**WHAT THE TASK REQUIRES:** Without the images, write out all of the following entries exactly.

**DATASET EXCERPTS:**
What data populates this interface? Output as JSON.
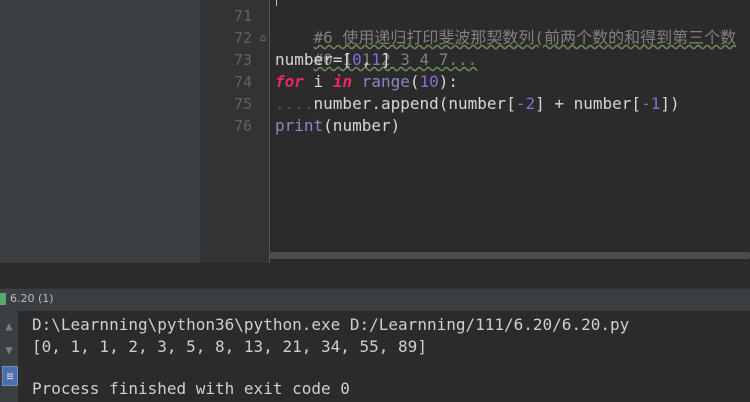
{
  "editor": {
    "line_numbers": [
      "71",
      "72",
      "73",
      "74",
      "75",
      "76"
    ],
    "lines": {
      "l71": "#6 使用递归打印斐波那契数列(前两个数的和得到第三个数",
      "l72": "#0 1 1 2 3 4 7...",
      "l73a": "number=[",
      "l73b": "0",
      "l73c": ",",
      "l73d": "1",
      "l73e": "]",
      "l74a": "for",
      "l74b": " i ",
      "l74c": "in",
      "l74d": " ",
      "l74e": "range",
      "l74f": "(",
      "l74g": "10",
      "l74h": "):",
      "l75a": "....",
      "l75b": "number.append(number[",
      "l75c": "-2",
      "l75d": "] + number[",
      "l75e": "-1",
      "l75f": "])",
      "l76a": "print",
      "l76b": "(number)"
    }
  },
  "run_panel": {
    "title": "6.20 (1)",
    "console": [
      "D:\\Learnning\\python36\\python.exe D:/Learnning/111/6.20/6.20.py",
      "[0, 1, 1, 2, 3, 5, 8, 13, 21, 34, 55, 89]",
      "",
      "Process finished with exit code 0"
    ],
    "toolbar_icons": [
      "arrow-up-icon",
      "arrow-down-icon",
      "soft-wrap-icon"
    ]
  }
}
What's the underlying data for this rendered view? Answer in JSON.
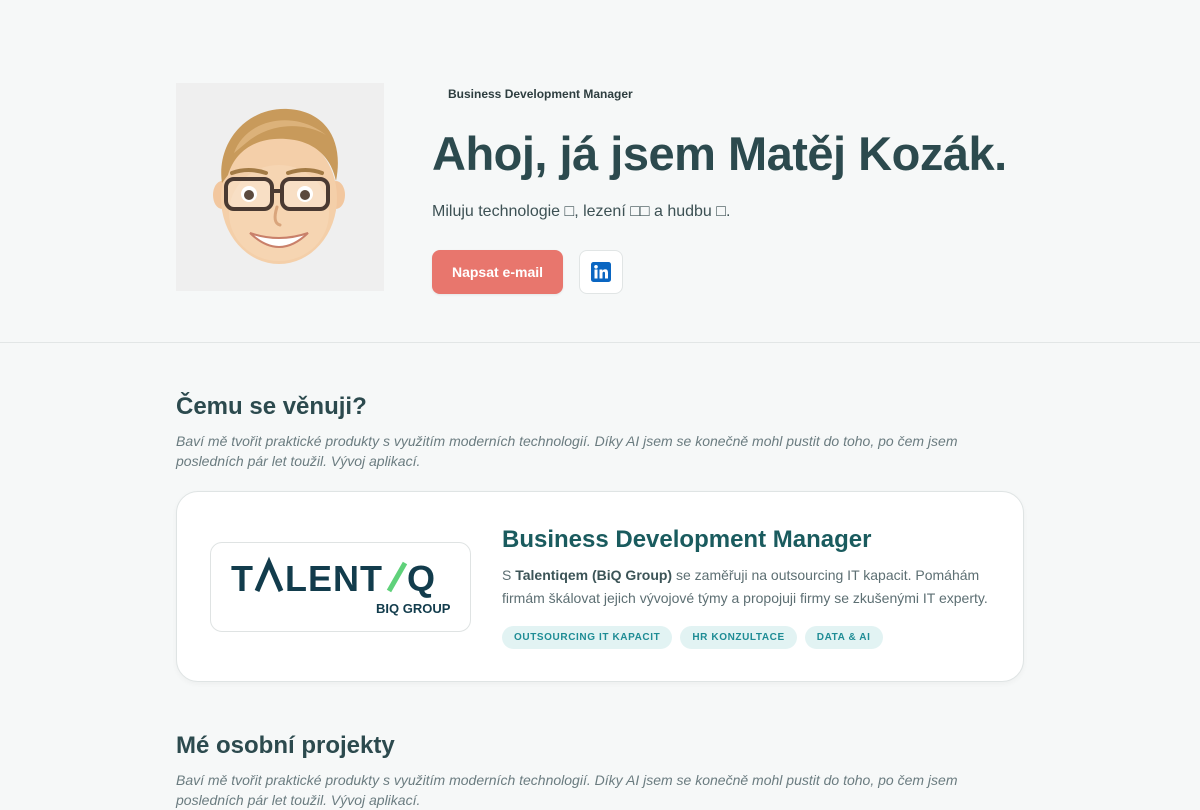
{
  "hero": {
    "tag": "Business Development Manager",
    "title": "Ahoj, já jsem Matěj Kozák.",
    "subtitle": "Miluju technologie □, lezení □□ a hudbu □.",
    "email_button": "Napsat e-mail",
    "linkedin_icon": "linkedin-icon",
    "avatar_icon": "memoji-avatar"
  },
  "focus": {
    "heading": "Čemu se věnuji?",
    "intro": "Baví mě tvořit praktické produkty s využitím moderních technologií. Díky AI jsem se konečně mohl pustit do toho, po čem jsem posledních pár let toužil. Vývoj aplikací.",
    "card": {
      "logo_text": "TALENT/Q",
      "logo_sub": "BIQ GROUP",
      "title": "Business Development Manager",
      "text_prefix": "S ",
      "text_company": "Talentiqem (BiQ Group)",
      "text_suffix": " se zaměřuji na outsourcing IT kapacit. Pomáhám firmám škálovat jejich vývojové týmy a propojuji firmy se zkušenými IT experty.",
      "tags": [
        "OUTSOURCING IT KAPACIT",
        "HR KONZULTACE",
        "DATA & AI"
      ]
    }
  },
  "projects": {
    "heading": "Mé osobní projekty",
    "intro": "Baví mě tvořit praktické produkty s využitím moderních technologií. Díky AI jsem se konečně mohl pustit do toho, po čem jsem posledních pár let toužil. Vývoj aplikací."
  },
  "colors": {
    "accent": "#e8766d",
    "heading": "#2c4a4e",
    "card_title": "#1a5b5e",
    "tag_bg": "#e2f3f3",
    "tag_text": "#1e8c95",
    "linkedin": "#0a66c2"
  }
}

**TASK RESULT:**
What data populates this interface? Output as JSON.
{
  "editor": {
    "line_numbers": [
      "71",
      "72",
      "73",
      "74",
      "75",
      "76"
    ],
    "lines": {
      "l71": "#6 使用递归打印斐波那契数列(前两个数的和得到第三个数",
      "l72": "#0 1 1 2 3 4 7...",
      "l73a": "number=[",
      "l73b": "0",
      "l73c": ",",
      "l73d": "1",
      "l73e": "]",
      "l74a": "for",
      "l74b": " i ",
      "l74c": "in",
      "l74d": " ",
      "l74e": "range",
      "l74f": "(",
      "l74g": "10",
      "l74h": "):",
      "l75a": "....",
      "l75b": "number.append(number[",
      "l75c": "-2",
      "l75d": "] + number[",
      "l75e": "-1",
      "l75f": "])",
      "l76a": "print",
      "l76b": "(number)"
    }
  },
  "run_panel": {
    "title": "6.20 (1)",
    "console": [
      "D:\\Learnning\\python36\\python.exe D:/Learnning/111/6.20/6.20.py",
      "[0, 1, 1, 2, 3, 5, 8, 13, 21, 34, 55, 89]",
      "",
      "Process finished with exit code 0"
    ],
    "toolbar_icons": [
      "arrow-up-icon",
      "arrow-down-icon",
      "soft-wrap-icon"
    ]
  }
}
What's the underlying data for this rendered view? Answer in JSON.
{
  "hero": {
    "tag": "Business Development Manager",
    "title": "Ahoj, já jsem Matěj Kozák.",
    "subtitle": "Miluju technologie □, lezení □□ a hudbu □.",
    "email_button": "Napsat e-mail",
    "linkedin_icon": "linkedin-icon",
    "avatar_icon": "memoji-avatar"
  },
  "focus": {
    "heading": "Čemu se věnuji?",
    "intro": "Baví mě tvořit praktické produkty s využitím moderních technologií. Díky AI jsem se konečně mohl pustit do toho, po čem jsem posledních pár let toužil. Vývoj aplikací.",
    "card": {
      "logo_text": "TALENT/Q",
      "logo_sub": "BIQ GROUP",
      "title": "Business Development Manager",
      "text_prefix": "S ",
      "text_company": "Talentiqem (BiQ Group)",
      "text_suffix": " se zaměřuji na outsourcing IT kapacit. Pomáhám firmám škálovat jejich vývojové týmy a propojuji firmy se zkušenými IT experty.",
      "tags": [
        "OUTSOURCING IT KAPACIT",
        "HR KONZULTACE",
        "DATA & AI"
      ]
    }
  },
  "projects": {
    "heading": "Mé osobní projekty",
    "intro": "Baví mě tvořit praktické produkty s využitím moderních technologií. Díky AI jsem se konečně mohl pustit do toho, po čem jsem posledních pár let toužil. Vývoj aplikací."
  },
  "colors": {
    "accent": "#e8766d",
    "heading": "#2c4a4e",
    "card_title": "#1a5b5e",
    "tag_bg": "#e2f3f3",
    "tag_text": "#1e8c95",
    "linkedin": "#0a66c2"
  }
}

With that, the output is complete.